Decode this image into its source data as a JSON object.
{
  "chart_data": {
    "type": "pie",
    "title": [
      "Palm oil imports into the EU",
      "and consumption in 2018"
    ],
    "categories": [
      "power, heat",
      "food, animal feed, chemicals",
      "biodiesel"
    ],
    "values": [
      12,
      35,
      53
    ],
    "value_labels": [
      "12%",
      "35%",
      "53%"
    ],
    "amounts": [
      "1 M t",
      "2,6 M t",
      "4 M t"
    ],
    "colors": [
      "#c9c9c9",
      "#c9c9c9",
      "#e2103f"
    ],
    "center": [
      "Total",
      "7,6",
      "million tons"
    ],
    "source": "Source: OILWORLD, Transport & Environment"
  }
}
■ ■ ■ ■ ■
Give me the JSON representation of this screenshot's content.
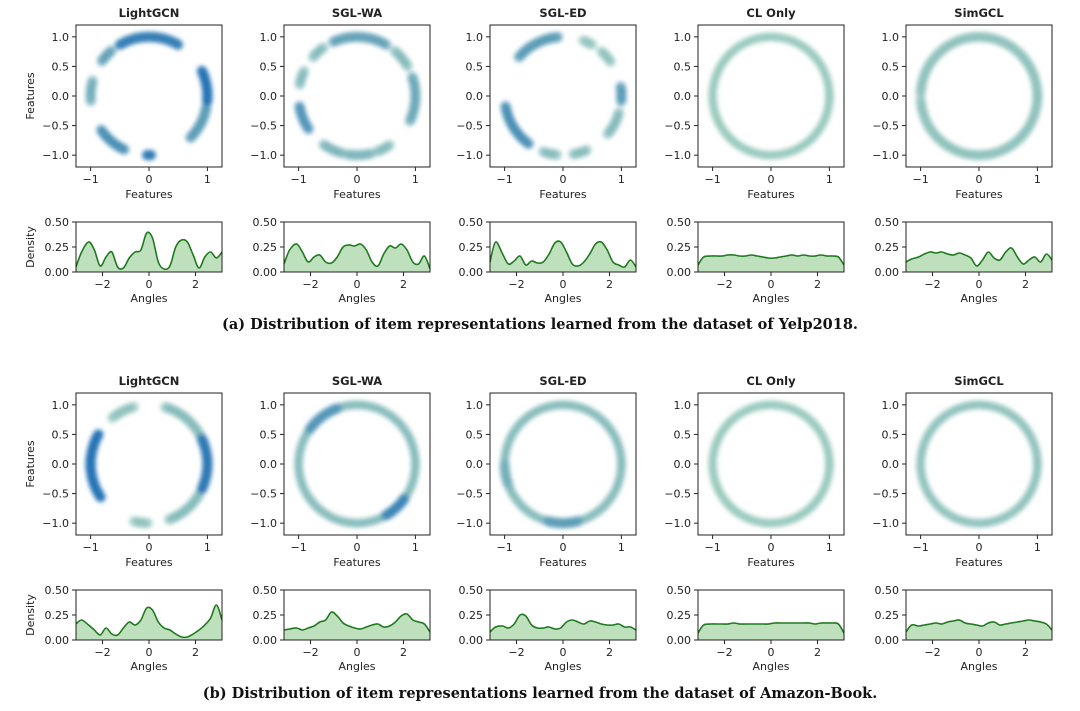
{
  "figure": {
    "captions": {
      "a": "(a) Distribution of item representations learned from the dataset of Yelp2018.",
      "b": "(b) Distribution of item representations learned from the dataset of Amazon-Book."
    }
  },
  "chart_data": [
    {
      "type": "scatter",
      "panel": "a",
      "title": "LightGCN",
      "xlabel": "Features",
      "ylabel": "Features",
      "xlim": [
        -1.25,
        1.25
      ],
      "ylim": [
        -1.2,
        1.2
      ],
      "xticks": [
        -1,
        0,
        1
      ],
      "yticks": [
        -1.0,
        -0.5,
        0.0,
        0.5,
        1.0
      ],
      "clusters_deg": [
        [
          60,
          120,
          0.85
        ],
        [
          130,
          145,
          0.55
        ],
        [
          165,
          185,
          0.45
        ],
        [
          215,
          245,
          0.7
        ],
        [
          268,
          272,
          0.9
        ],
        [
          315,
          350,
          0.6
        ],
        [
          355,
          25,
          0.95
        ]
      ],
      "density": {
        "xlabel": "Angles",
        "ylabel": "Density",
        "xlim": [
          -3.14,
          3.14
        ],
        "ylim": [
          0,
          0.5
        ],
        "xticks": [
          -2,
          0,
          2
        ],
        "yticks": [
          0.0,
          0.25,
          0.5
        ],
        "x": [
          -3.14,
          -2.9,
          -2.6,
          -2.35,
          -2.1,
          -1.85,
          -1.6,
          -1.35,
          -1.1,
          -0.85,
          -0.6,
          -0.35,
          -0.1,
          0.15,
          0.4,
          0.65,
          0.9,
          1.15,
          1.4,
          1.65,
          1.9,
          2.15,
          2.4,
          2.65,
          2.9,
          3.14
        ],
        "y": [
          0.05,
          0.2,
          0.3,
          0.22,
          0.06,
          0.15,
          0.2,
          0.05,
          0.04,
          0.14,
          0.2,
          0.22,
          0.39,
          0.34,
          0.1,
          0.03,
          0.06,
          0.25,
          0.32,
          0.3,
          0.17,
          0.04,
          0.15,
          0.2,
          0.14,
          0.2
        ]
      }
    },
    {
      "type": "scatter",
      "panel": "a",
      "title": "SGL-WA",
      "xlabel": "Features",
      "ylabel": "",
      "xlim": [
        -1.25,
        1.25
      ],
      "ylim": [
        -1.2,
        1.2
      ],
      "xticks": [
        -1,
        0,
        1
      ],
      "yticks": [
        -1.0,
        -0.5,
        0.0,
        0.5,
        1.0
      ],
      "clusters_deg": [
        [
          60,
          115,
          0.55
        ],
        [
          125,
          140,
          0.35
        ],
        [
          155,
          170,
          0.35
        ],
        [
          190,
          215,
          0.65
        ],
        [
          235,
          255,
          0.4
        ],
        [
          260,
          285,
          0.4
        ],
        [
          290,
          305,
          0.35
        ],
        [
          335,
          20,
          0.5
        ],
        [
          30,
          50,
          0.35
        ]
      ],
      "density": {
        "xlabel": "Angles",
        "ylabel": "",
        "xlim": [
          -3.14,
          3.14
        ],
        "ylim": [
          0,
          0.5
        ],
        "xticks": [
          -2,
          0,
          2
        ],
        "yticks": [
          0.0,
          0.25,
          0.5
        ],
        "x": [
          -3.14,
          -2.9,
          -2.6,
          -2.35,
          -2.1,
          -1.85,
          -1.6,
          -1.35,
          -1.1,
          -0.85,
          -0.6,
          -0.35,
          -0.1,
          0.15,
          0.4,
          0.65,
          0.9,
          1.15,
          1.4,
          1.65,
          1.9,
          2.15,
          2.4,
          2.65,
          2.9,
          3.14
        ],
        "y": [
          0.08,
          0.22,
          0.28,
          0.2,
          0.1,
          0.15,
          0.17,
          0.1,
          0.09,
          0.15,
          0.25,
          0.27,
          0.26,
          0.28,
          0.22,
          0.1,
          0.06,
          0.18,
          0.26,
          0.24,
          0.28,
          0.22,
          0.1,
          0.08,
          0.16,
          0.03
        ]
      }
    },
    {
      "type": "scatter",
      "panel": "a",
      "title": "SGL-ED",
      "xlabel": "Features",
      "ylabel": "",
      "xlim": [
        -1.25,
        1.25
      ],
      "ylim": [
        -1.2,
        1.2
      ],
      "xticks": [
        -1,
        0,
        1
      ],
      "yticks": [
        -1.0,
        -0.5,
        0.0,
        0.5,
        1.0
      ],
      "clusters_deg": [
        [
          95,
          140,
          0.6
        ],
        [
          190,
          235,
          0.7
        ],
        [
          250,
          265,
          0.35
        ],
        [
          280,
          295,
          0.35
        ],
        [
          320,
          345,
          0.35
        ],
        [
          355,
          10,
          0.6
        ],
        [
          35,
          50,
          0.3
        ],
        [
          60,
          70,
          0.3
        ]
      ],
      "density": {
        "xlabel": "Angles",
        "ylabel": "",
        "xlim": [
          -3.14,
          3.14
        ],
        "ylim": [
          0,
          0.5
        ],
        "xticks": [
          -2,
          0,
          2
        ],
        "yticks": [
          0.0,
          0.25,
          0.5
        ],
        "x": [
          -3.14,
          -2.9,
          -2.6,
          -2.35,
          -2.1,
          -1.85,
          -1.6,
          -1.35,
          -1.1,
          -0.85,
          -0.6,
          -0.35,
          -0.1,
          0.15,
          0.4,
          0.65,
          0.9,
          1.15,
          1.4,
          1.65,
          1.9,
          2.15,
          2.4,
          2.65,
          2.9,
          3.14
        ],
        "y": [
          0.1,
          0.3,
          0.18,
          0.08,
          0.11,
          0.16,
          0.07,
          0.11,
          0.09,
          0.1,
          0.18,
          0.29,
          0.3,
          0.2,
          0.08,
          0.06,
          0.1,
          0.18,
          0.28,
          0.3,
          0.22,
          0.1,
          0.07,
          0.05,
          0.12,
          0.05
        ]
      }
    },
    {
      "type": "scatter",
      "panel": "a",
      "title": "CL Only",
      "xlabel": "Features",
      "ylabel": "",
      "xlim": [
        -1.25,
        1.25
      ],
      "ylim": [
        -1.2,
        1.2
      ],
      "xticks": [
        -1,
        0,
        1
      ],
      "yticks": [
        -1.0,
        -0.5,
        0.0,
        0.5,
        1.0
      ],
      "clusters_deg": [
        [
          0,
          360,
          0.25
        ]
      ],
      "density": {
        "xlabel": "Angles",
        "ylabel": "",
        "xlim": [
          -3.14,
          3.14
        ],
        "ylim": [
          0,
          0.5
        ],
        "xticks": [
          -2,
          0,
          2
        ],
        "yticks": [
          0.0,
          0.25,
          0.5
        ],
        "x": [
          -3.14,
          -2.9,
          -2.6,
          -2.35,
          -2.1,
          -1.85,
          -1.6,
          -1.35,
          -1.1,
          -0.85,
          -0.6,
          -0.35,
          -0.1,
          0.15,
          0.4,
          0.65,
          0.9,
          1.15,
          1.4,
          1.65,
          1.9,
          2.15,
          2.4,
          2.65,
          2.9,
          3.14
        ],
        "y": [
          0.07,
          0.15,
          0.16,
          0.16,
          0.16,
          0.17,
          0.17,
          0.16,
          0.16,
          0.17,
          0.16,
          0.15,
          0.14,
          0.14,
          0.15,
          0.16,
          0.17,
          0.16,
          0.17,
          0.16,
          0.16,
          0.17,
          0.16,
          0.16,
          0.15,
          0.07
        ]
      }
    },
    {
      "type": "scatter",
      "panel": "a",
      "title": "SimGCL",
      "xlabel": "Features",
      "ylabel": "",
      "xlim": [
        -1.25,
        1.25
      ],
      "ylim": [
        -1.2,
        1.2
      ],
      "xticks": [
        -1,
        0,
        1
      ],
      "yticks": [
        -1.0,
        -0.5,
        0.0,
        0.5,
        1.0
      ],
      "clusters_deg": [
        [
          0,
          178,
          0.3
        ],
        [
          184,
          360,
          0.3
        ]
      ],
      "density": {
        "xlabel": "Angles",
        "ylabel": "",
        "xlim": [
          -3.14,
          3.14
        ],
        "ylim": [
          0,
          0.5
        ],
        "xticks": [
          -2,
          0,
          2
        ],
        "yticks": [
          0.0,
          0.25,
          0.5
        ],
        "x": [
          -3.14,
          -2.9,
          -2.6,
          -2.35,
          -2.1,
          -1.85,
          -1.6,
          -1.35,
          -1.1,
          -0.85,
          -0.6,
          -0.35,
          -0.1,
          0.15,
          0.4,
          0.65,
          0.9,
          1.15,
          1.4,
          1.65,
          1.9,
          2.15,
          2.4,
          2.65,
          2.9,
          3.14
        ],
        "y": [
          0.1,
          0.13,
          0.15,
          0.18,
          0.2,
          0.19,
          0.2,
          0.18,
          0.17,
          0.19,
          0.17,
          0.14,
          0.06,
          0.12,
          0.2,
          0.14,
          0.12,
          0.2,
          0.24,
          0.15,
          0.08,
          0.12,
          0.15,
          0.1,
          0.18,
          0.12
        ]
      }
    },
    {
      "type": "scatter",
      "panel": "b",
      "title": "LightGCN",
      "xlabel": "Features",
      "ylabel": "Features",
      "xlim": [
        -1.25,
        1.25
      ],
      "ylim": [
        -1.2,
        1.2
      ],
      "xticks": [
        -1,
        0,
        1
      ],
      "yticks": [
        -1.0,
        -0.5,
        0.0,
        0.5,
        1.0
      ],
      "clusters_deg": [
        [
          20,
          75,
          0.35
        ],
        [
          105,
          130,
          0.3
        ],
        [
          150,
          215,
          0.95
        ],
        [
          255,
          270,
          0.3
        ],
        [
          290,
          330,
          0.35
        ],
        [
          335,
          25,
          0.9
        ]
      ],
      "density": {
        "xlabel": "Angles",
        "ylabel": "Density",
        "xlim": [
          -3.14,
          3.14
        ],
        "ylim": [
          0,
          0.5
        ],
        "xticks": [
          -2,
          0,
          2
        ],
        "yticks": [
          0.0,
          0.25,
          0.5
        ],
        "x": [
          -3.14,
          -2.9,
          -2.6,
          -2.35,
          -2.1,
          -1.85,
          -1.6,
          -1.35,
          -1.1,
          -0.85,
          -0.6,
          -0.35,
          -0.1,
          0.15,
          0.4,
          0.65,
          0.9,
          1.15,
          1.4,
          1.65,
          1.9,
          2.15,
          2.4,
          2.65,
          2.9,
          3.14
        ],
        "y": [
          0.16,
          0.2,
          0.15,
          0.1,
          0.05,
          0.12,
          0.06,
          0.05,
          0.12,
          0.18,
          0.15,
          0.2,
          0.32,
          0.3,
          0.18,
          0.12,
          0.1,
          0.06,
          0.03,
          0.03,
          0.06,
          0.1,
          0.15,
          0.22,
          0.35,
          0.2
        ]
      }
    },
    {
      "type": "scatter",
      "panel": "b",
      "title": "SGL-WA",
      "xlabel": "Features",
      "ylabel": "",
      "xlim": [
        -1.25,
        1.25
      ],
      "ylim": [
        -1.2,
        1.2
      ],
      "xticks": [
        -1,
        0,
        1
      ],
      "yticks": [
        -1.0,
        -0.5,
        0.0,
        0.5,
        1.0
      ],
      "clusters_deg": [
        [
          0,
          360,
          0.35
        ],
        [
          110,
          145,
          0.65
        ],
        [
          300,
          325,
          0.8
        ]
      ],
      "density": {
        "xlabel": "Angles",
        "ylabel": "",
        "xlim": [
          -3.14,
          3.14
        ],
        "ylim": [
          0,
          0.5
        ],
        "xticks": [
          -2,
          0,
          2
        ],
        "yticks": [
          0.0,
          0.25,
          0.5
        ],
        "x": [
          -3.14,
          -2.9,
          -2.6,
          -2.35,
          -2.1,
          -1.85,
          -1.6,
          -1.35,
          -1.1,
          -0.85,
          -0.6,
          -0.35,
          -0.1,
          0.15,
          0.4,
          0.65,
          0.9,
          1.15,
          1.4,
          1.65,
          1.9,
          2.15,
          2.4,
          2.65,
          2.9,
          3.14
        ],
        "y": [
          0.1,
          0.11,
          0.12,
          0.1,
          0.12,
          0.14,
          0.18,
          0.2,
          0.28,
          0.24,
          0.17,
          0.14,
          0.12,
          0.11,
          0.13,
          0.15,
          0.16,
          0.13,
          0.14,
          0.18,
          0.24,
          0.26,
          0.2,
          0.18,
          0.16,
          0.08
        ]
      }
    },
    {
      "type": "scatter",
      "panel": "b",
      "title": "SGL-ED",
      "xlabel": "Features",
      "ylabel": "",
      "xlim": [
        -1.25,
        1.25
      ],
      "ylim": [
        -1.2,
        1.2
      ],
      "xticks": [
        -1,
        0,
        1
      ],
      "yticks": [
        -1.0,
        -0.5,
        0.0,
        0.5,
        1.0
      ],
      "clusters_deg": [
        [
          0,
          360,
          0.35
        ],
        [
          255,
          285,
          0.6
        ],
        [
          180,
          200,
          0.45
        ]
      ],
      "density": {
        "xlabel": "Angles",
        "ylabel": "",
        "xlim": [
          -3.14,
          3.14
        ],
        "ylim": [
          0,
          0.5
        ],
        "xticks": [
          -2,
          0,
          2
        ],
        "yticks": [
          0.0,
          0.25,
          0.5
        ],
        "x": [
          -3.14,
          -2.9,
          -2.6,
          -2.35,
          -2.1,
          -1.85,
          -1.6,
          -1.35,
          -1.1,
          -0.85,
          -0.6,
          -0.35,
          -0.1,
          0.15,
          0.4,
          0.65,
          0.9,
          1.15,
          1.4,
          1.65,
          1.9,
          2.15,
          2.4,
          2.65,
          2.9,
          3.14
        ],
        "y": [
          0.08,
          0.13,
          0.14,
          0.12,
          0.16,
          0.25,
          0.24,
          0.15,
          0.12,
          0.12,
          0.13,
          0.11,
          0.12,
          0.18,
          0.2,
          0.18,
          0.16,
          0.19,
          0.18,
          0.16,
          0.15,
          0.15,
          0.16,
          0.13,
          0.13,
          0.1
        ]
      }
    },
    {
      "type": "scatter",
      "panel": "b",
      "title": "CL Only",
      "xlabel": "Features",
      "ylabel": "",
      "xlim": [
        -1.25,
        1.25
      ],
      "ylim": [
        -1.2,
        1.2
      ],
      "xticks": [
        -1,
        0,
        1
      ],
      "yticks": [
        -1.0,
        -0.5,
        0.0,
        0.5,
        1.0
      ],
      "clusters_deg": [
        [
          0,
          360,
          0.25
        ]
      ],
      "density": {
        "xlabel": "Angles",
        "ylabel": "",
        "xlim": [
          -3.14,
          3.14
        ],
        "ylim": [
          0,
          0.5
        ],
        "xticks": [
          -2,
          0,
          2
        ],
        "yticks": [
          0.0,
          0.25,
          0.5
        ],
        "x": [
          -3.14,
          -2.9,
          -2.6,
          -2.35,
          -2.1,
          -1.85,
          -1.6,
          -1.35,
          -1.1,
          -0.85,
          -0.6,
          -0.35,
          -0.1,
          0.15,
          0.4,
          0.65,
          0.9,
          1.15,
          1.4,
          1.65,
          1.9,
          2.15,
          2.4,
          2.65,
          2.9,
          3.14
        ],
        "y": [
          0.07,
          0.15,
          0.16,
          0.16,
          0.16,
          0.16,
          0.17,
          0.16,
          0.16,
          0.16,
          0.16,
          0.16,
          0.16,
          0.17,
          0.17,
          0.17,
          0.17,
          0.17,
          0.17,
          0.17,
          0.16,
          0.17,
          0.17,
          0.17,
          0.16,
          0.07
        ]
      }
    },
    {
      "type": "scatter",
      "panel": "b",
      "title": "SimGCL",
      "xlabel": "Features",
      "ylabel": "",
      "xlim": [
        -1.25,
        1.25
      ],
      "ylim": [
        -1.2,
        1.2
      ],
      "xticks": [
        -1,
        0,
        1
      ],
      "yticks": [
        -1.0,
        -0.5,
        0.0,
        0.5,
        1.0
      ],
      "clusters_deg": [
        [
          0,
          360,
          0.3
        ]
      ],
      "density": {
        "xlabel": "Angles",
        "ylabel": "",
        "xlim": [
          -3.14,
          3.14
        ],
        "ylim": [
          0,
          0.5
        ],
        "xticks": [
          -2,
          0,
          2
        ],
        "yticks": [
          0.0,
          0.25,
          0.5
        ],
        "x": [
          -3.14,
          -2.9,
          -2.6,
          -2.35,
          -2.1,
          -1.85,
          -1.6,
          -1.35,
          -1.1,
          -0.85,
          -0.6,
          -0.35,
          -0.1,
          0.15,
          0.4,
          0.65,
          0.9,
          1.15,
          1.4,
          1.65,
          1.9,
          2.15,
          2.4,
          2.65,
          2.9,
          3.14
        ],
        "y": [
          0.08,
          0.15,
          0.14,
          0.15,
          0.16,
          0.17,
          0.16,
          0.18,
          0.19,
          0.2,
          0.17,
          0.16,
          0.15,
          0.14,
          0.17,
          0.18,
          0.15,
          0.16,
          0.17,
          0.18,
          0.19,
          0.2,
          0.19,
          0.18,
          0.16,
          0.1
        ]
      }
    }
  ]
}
■ ■ ■ ■ ■
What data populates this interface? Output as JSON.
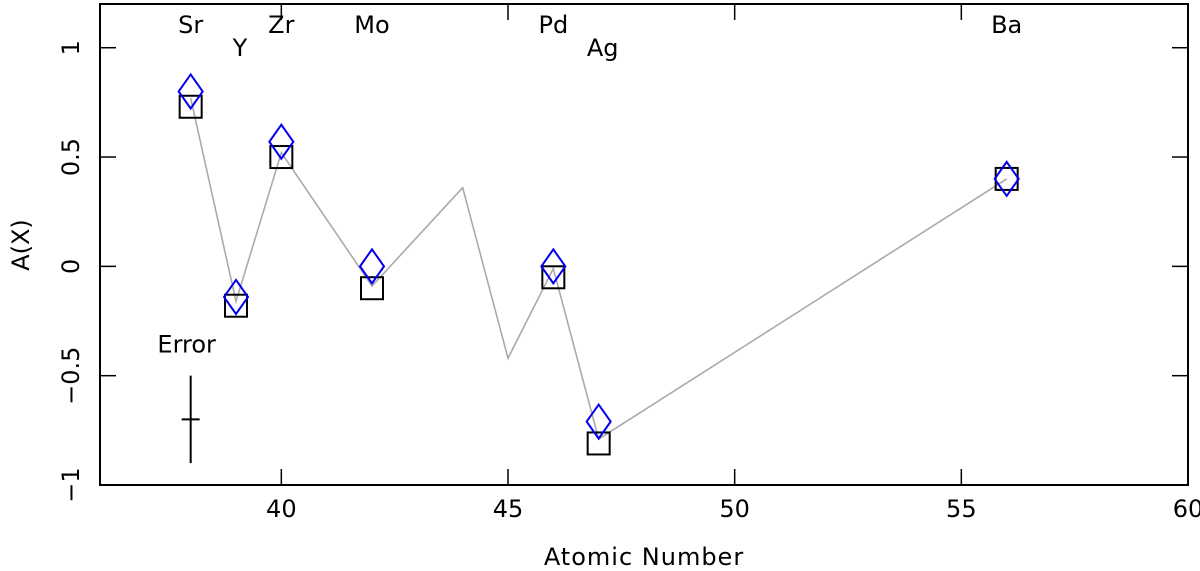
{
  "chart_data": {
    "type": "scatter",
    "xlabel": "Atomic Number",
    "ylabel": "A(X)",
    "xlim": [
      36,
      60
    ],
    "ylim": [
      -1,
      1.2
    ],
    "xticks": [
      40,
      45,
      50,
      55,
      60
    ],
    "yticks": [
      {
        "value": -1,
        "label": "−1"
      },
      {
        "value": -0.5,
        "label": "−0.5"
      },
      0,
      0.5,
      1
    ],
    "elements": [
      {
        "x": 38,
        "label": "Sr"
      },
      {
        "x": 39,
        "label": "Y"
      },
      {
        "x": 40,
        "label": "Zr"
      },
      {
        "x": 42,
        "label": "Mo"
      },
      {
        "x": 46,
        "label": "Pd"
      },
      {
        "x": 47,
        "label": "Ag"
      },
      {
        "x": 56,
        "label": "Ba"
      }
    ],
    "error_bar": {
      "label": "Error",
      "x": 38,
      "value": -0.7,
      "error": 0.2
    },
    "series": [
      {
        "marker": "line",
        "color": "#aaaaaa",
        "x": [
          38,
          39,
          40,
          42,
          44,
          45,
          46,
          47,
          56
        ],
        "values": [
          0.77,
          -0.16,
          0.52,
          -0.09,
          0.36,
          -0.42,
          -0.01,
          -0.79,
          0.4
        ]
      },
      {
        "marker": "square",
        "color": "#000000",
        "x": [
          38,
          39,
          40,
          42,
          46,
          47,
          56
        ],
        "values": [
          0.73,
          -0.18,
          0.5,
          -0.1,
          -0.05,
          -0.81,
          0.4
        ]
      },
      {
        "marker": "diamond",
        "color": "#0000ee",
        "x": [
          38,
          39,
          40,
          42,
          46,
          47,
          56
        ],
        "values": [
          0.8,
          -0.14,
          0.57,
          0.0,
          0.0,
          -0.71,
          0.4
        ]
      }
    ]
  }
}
■ ■ ■ ■ ■
Your instructions → Isolate the lines above that contain the word "JSON" and copy them.

The solution →
Decode this image into its source data as a JSON object.
Give me the JSON representation of this screenshot's content.
What data populates this interface? Output as JSON.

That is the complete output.